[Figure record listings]
== == ==

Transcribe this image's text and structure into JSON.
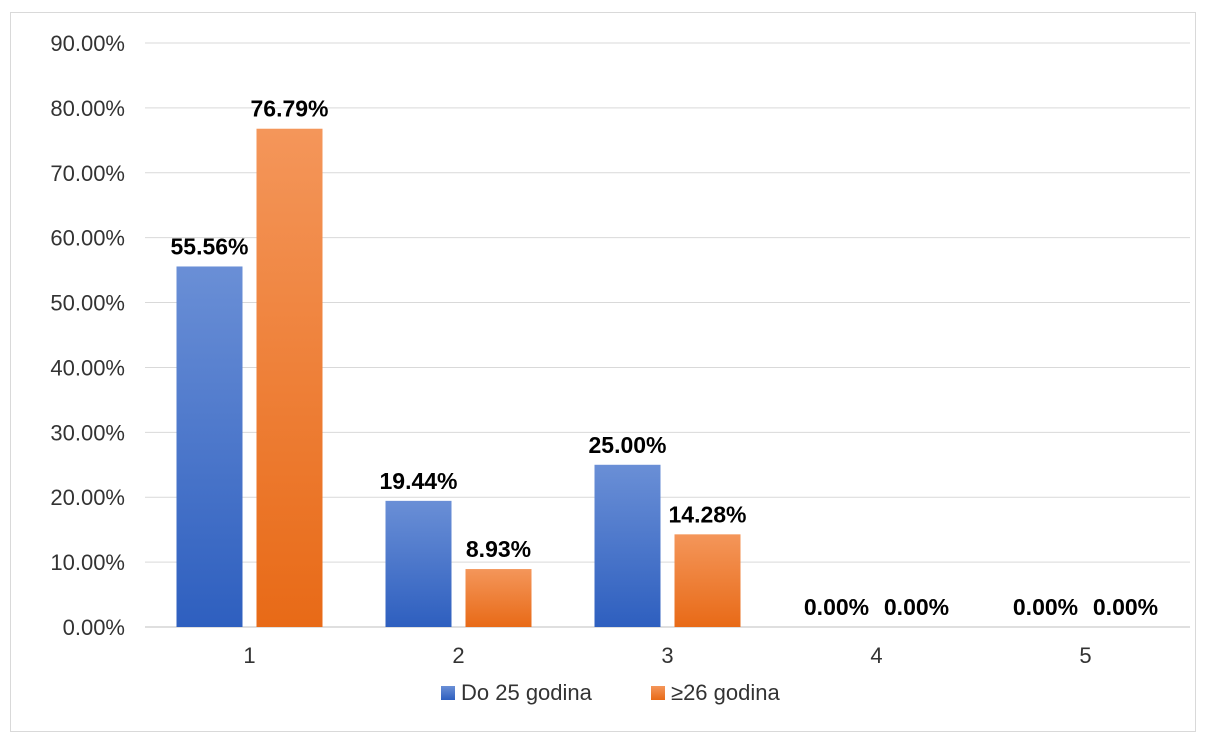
{
  "chart_data": {
    "type": "bar",
    "title": "",
    "xlabel": "",
    "ylabel": "",
    "categories": [
      "1",
      "2",
      "3",
      "4",
      "5"
    ],
    "series": [
      {
        "name": "Do 25 godina",
        "values": [
          55.56,
          19.44,
          25.0,
          0.0,
          0.0
        ],
        "labels": [
          "55.56%",
          "19.44%",
          "25.00%",
          "0.00%",
          "0.00%"
        ],
        "color_top": "#6a8fd6",
        "color_bottom": "#2e5fbf"
      },
      {
        "name": "≥26 godina",
        "values": [
          76.79,
          8.93,
          14.28,
          0.0,
          0.0
        ],
        "labels": [
          "76.79%",
          "8.93%",
          "14.28%",
          "0.00%",
          "0.00%"
        ],
        "color_top": "#f4965a",
        "color_bottom": "#e86a17"
      }
    ],
    "ylim": [
      0,
      90
    ],
    "yticks": [
      0,
      10,
      20,
      30,
      40,
      50,
      60,
      70,
      80,
      90
    ],
    "ytick_labels": [
      "0.00%",
      "10.00%",
      "20.00%",
      "30.00%",
      "40.00%",
      "50.00%",
      "60.00%",
      "70.00%",
      "80.00%",
      "90.00%"
    ],
    "grid": true,
    "legend_position": "bottom"
  }
}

== == ==

**Exercise goal:**
In your copy, leave out the pictures and reproduce the material above exactly.

**Complete response:**
Transcribe this image's text and structure into JSON.
{
  "chart_data": {
    "type": "bar",
    "title": "",
    "xlabel": "",
    "ylabel": "",
    "categories": [
      "1",
      "2",
      "3",
      "4",
      "5"
    ],
    "series": [
      {
        "name": "Do 25 godina",
        "values": [
          55.56,
          19.44,
          25.0,
          0.0,
          0.0
        ],
        "labels": [
          "55.56%",
          "19.44%",
          "25.00%",
          "0.00%",
          "0.00%"
        ],
        "color_top": "#6a8fd6",
        "color_bottom": "#2e5fbf"
      },
      {
        "name": "≥26 godina",
        "values": [
          76.79,
          8.93,
          14.28,
          0.0,
          0.0
        ],
        "labels": [
          "76.79%",
          "8.93%",
          "14.28%",
          "0.00%",
          "0.00%"
        ],
        "color_top": "#f4965a",
        "color_bottom": "#e86a17"
      }
    ],
    "ylim": [
      0,
      90
    ],
    "yticks": [
      0,
      10,
      20,
      30,
      40,
      50,
      60,
      70,
      80,
      90
    ],
    "ytick_labels": [
      "0.00%",
      "10.00%",
      "20.00%",
      "30.00%",
      "40.00%",
      "50.00%",
      "60.00%",
      "70.00%",
      "80.00%",
      "90.00%"
    ],
    "grid": true,
    "legend_position": "bottom"
  }
}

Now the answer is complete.